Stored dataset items
================================

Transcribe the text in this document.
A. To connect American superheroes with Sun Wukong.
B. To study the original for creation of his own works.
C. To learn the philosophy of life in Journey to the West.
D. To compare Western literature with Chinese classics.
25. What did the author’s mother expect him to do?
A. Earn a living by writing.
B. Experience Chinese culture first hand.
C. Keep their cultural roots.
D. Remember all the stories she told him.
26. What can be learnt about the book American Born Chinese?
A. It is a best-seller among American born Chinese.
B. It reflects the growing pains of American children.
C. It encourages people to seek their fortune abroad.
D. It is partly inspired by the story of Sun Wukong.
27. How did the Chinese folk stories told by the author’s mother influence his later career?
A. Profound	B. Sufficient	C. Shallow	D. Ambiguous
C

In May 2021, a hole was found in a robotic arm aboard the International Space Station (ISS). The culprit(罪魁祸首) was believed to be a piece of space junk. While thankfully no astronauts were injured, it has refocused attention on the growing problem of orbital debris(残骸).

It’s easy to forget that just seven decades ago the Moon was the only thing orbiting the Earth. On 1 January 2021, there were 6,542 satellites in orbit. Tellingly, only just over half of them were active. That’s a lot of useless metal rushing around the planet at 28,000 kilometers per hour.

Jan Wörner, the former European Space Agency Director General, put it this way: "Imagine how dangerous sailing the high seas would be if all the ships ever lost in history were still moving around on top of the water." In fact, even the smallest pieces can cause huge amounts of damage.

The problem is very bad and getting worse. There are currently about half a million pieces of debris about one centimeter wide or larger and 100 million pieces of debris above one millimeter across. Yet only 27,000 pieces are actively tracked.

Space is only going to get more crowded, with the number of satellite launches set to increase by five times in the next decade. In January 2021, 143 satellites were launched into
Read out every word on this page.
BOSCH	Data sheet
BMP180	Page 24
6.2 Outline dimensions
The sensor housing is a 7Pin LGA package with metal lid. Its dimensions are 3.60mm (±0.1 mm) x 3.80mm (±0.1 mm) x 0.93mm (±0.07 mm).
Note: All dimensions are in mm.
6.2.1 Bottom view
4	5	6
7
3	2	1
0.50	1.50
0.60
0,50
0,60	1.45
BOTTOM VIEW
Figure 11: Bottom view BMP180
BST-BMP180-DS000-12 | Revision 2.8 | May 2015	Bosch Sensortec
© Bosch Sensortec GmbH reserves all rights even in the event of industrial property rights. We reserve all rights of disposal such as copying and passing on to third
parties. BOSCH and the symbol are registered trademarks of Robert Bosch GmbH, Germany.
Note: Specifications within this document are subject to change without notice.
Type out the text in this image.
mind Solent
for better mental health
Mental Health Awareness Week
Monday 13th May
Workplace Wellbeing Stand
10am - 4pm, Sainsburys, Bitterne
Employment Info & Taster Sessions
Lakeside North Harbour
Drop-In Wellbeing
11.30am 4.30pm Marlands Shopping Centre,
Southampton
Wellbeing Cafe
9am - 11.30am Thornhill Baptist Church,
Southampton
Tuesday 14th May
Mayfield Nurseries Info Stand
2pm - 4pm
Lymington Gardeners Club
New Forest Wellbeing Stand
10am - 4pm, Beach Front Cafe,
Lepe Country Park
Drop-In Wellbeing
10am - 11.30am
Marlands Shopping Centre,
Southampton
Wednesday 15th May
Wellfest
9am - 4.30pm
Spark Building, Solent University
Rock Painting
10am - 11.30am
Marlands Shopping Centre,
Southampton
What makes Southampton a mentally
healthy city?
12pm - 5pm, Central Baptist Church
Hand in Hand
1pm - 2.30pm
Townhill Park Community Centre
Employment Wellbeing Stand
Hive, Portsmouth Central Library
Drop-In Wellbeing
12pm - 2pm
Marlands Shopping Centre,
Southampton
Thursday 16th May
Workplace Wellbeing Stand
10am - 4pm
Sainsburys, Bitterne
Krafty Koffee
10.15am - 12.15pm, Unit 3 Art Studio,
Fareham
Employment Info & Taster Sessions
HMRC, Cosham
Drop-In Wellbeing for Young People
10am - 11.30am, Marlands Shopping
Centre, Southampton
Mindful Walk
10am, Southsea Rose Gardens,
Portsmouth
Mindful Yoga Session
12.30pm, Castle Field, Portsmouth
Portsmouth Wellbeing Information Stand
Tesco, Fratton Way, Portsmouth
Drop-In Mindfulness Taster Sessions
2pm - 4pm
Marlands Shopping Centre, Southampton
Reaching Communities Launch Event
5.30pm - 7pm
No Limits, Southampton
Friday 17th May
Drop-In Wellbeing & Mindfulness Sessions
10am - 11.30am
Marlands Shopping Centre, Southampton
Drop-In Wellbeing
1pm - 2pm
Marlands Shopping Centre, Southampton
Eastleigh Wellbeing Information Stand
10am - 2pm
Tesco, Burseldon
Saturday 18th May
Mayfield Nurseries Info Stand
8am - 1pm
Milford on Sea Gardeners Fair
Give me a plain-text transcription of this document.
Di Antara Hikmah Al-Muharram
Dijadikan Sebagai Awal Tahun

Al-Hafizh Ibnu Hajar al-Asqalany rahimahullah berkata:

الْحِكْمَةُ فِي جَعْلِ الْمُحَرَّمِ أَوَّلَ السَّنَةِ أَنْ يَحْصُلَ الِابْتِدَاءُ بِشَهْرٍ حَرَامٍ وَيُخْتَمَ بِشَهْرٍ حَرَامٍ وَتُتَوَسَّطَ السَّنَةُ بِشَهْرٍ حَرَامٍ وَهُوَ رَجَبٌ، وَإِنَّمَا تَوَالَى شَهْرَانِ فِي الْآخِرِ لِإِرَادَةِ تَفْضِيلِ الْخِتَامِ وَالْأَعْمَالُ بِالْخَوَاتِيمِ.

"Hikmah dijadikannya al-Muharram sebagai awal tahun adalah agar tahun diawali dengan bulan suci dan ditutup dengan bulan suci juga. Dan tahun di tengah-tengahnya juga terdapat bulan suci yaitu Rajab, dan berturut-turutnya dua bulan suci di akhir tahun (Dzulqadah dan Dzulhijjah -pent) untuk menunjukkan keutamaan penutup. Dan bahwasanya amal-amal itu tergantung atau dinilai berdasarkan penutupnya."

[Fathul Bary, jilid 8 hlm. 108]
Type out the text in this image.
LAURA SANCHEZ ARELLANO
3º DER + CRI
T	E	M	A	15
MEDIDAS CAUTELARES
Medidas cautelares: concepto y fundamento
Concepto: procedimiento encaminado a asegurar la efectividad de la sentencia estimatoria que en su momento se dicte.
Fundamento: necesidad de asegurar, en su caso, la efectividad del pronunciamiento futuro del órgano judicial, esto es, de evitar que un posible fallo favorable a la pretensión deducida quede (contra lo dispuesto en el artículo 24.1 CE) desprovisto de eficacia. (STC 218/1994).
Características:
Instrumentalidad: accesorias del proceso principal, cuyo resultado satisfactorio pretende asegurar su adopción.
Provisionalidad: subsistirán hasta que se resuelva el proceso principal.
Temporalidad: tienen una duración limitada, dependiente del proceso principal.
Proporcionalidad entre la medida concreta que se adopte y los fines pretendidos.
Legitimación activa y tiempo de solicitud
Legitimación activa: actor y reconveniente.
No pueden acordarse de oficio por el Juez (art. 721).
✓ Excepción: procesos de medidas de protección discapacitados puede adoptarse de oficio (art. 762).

================================

**WORK TO COMPLETE**:
The entries above must be returned exactly.

**RESULT OF THE EXERCISE**:
Transcribe the text in this document.
A. To connect American superheroes with Sun Wukong.
B. To study the original for creation of his own works.
C. To learn the philosophy of life in Journey to the West.
D. To compare Western literature with Chinese classics.
25. What did the author’s mother expect him to do?
A. Earn a living by writing.
B. Experience Chinese culture first hand.
C. Keep their cultural roots.
D. Remember all the stories she told him.
26. What can be learnt about the book American Born Chinese?
A. It is a best-seller among American born Chinese.
B. It reflects the growing pains of American children.
C. It encourages people to seek their fortune abroad.
D. It is partly inspired by the story of Sun Wukong.
27. How did the Chinese folk stories told by the author’s mother influence his later career?
A. Profound	B. Sufficient	C. Shallow	D. Ambiguous
C

In May 2021, a hole was found in a robotic arm aboard the International Space Station (ISS). The culprit(罪魁祸首) was believed to be a piece of space junk. While thankfully no astronauts were injured, it has refocused attention on the growing problem of orbital debris(残骸).

It’s easy to forget that just seven decades ago the Moon was the only thing orbiting the Earth. On 1 January 2021, there were 6,542 satellites in orbit. Tellingly, only just over half of them were active. That’s a lot of useless metal rushing around the planet at 28,000 kilometers per hour.

Jan Wörner, the former European Space Agency Director General, put it this way: "Imagine how dangerous sailing the high seas would be if all the ships ever lost in history were still moving around on top of the water." In fact, even the smallest pieces can cause huge amounts of damage.

The problem is very bad and getting worse. There are currently about half a million pieces of debris about one centimeter wide or larger and 100 million pieces of debris above one millimeter across. Yet only 27,000 pieces are actively tracked.

Space is only going to get more crowded, with the number of satellite launches set to increase by five times in the next decade. In January 2021, 143 satellites were launched into
Read out every word on this page.
BOSCH	Data sheet
BMP180	Page 24
6.2 Outline dimensions
The sensor housing is a 7Pin LGA package with metal lid. Its dimensions are 3.60mm (±0.1 mm) x 3.80mm (±0.1 mm) x 0.93mm (±0.07 mm).
Note: All dimensions are in mm.
6.2.1 Bottom view
4	5	6
7
3	2	1
0.50	1.50
0.60
0,50
0,60	1.45
BOTTOM VIEW
Figure 11: Bottom view BMP180
BST-BMP180-DS000-12 | Revision 2.8 | May 2015	Bosch Sensortec
© Bosch Sensortec GmbH reserves all rights even in the event of industrial property rights. We reserve all rights of disposal such as copying and passing on to third
parties. BOSCH and the symbol are registered trademarks of Robert Bosch GmbH, Germany.
Note: Specifications within this document are subject to change without notice.
Type out the text in this image.
mind Solent
for better mental health
Mental Health Awareness Week
Monday 13th May
Workplace Wellbeing Stand
10am - 4pm, Sainsburys, Bitterne
Employment Info & Taster Sessions
Lakeside North Harbour
Drop-In Wellbeing
11.30am 4.30pm Marlands Shopping Centre,
Southampton
Wellbeing Cafe
9am - 11.30am Thornhill Baptist Church,
Southampton
Tuesday 14th May
Mayfield Nurseries Info Stand
2pm - 4pm
Lymington Gardeners Club
New Forest Wellbeing Stand
10am - 4pm, Beach Front Cafe,
Lepe Country Park
Drop-In Wellbeing
10am - 11.30am
Marlands Shopping Centre,
Southampton
Wednesday 15th May
Wellfest
9am - 4.30pm
Spark Building, Solent University
Rock Painting
10am - 11.30am
Marlands Shopping Centre,
Southampton
What makes Southampton a mentally
healthy city?
12pm - 5pm, Central Baptist Church
Hand in Hand
1pm - 2.30pm
Townhill Park Community Centre
Employment Wellbeing Stand
Hive, Portsmouth Central Library
Drop-In Wellbeing
12pm - 2pm
Marlands Shopping Centre,
Southampton
Thursday 16th May
Workplace Wellbeing Stand
10am - 4pm
Sainsburys, Bitterne
Krafty Koffee
10.15am - 12.15pm, Unit 3 Art Studio,
Fareham
Employment Info & Taster Sessions
HMRC, Cosham
Drop-In Wellbeing for Young People
10am - 11.30am, Marlands Shopping
Centre, Southampton
Mindful Walk
10am, Southsea Rose Gardens,
Portsmouth
Mindful Yoga Session
12.30pm, Castle Field, Portsmouth
Portsmouth Wellbeing Information Stand
Tesco, Fratton Way, Portsmouth
Drop-In Mindfulness Taster Sessions
2pm - 4pm
Marlands Shopping Centre, Southampton
Reaching Communities Launch Event
5.30pm - 7pm
No Limits, Southampton
Friday 17th May
Drop-In Wellbeing & Mindfulness Sessions
10am - 11.30am
Marlands Shopping Centre, Southampton
Drop-In Wellbeing
1pm - 2pm
Marlands Shopping Centre, Southampton
Eastleigh Wellbeing Information Stand
10am - 2pm
Tesco, Burseldon
Saturday 18th May
Mayfield Nurseries Info Stand
8am - 1pm
Milford on Sea Gardeners Fair
Give me a plain-text transcription of this document.
Di Antara Hikmah Al-Muharram
Dijadikan Sebagai Awal Tahun

Al-Hafizh Ibnu Hajar al-Asqalany rahimahullah berkata:

الْحِكْمَةُ فِي جَعْلِ الْمُحَرَّمِ أَوَّلَ السَّنَةِ أَنْ يَحْصُلَ الِابْتِدَاءُ بِشَهْرٍ حَرَامٍ وَيُخْتَمَ بِشَهْرٍ حَرَامٍ وَتُتَوَسَّطَ السَّنَةُ بِشَهْرٍ حَرَامٍ وَهُوَ رَجَبٌ، وَإِنَّمَا تَوَالَى شَهْرَانِ فِي الْآخِرِ لِإِرَادَةِ تَفْضِيلِ الْخِتَامِ وَالْأَعْمَالُ بِالْخَوَاتِيمِ.

"Hikmah dijadikannya al-Muharram sebagai awal tahun adalah agar tahun diawali dengan bulan suci dan ditutup dengan bulan suci juga. Dan tahun di tengah-tengahnya juga terdapat bulan suci yaitu Rajab, dan berturut-turutnya dua bulan suci di akhir tahun (Dzulqadah dan Dzulhijjah -pent) untuk menunjukkan keutamaan penutup. Dan bahwasanya amal-amal itu tergantung atau dinilai berdasarkan penutupnya."

[Fathul Bary, jilid 8 hlm. 108]
Type out the text in this image.
LAURA SANCHEZ ARELLANO
3º DER + CRI
T	E	M	A	15
MEDIDAS CAUTELARES
Medidas cautelares: concepto y fundamento
Concepto: procedimiento encaminado a asegurar la efectividad de la sentencia estimatoria que en su momento se dicte.
Fundamento: necesidad de asegurar, en su caso, la efectividad del pronunciamiento futuro del órgano judicial, esto es, de evitar que un posible fallo favorable a la pretensión deducida quede (contra lo dispuesto en el artículo 24.1 CE) desprovisto de eficacia. (STC 218/1994).
Características:
Instrumentalidad: accesorias del proceso principal, cuyo resultado satisfactorio pretende asegurar su adopción.
Provisionalidad: subsistirán hasta que se resuelva el proceso principal.
Temporalidad: tienen una duración limitada, dependiente del proceso principal.
Proporcionalidad entre la medida concreta que se adopte y los fines pretendidos.
Legitimación activa y tiempo de solicitud
Legitimación activa: actor y reconveniente.
No pueden acordarse de oficio por el Juez (art. 721).
✓ Excepción: procesos de medidas de protección discapacitados puede adoptarse de oficio (art. 762).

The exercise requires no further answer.